- _WHAT TO DO_
A: Please check each statement against the betta breeding cost text and answer yes or no, quoting the text's deciding words exactly. (i) In a cool room, one 100W aquarium heater in a sump under the rack costs $50. (ii) Automatic feeders are recommended for feeding fry. (iii) A serious hobbyist setup comes to about $600.
B: Carry on the betta breeding cost text from the point where it ends.

- _EXTRACTED TEXT_

Jarring rack. Options:

  • Ambient room at 25-27 °C: no individual heaters needed. Simplest.
  • Cool room: a single 100W aquarium heater in a sump beneath the rack, water heated centrally, each bin heated through shared sump: $50.
  • Very cold room: individual small heaters in each bin: $600 for 30 bins. Impractical.

Most breeders target ambient room temperature instead. Use a space heater for the room if needed ($30).

Total cost for a 30-jar setup

  • Spawning tank: $90
  • Jarring rack: $240
  • Live food cultures: $65
  • Food supplies (3 months): $75
  • Water management: $85
  • Heating (ambient approach, space heater if needed): $30

Total: about $585. Monthly ongoing: $20-40.

Scale down to 20 jars and skip individual sponge filters, the total drops to ~$350. Scale up to 60 jars and pro-level, it reaches $1,000+.

What to skip

  • LED lighting for jars. Bettas color up fine under ambient room light. Fancy LED strips waste money.
  • Automatic feeders. Fry need live food 4-5 times daily. Pellets in auto-feeders rot.
  • Fancy branded jars. Pickle jars and shoeboxes work.
  • Dechlorinator other than Prime. API conditioner is fine but Prime is marginally better and lasts longer.
  • Imported Thai “betta accelerator” products. Marketing.

The upgrade path

Starting hobbyist: 1 spawn tank, 20 jars, 1 air pump, 1 BBS hatchery. ~$200.

Serious hobbyist: 2 spawn tanks (2 projects in parallel), 40 jars, 2 air pumps, 2 BBS hatcheries, multiple live food cultures, dedicated breeding shelf. ~$600.

Small-scale commercial: 5 spawn tanks, 100 jars, sump-filtered rack, multiple live food lines, vacuum sealer for eggs, backup equipment. ~$2,500.

- _DATASET ENTRIES_
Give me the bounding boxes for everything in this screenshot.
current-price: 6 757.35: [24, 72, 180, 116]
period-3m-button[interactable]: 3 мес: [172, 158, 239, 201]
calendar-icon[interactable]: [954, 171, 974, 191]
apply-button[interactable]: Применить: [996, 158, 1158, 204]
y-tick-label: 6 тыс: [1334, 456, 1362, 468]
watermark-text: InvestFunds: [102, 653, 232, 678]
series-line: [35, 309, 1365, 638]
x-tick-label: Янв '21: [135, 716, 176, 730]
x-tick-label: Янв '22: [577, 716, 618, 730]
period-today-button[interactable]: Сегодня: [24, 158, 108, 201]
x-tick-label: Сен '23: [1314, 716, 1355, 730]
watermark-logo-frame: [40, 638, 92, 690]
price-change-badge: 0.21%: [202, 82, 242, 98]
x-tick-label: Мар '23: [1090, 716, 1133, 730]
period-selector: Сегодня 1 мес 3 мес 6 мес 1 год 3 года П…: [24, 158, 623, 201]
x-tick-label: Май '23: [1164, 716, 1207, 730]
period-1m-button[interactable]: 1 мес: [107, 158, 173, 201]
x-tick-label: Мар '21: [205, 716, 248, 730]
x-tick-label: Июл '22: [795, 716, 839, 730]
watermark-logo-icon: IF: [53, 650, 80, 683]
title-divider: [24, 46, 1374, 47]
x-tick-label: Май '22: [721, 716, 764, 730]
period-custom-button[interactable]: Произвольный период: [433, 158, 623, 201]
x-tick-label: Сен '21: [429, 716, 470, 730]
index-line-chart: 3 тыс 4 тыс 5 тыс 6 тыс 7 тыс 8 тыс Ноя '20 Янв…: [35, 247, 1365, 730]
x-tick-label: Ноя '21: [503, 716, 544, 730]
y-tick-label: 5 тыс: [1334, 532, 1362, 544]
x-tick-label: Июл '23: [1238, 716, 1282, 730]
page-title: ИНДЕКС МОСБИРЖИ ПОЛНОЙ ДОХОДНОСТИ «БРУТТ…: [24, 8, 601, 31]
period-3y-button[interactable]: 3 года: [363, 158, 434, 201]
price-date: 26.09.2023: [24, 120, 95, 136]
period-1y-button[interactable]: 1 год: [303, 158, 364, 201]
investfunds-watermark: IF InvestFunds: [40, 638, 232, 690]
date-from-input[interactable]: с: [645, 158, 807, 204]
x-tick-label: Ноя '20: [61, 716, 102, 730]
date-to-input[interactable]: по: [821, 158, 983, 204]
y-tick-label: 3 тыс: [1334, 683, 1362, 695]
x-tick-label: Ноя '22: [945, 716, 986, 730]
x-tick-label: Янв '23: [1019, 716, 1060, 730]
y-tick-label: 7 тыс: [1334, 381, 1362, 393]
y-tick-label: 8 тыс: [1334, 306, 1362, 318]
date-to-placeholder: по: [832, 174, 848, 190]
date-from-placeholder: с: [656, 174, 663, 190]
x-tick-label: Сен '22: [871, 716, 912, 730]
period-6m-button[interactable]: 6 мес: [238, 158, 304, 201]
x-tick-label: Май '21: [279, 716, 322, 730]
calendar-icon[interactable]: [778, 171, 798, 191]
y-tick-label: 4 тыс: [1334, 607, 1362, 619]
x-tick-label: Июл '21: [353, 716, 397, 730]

- _RESPONSE LIST_
A:
(i) Yes: "Cool room: a single 100W aquarium heater in a sump beneath the rack, water heated centrally, each bin heated through shared sump: $50."
(ii) No: "Automatic feeders. Fry need live food 4-5 times daily. Pellets in auto-feeders rot."
(iii) Yes: "Serious hobbyist: 2 spawn tanks (2 projects in parallel), 40 jars, 2 air pumps, 2 BBS hatcheries, multiple live food cultures, dedicated breeding shelf. ~$600."

B:
Most readers of this page should start at the hobbyist level and expand only if the project produces good results.

The investment math

A 30-jar setup producing one successful spawn per quarter yields about 60 juveniles per year at 30% retention. At $20 average sale (mix of pets and show quality), that’s $1,200 gross. Minus food and shipping, net of $600 to $800.

Breeding doesn’t pay for itself financially in most cases. Break-even takes 2 years on the original gear cost. Treat it as a hobby that modestly offsets its own expenses, not a side business.

Space and logistics

A serious 30-jar setup occupies:

  • Spawn tank on a stable shelf, 30 × 12 inches footprint, 12 inches tall.
  • Jarring rack, 3 × 3 feet footprint, 5 feet tall.
  • Live food cultures, 2 × 2 feet counter space.
  • Water storage (5-gallon bucket with air stone pre-treating water) 1 × 1 foot.

About 30 square feet total. Fits in a closet or a spare room corner.

The hidden cost: time

  • Fry care through first 30 days: 1 hour daily (feeding, water changes, sorting).
  • Jar maintenance at 30+ jars: 2 hours every other day.
  • BBS hatchery: 10 minutes daily.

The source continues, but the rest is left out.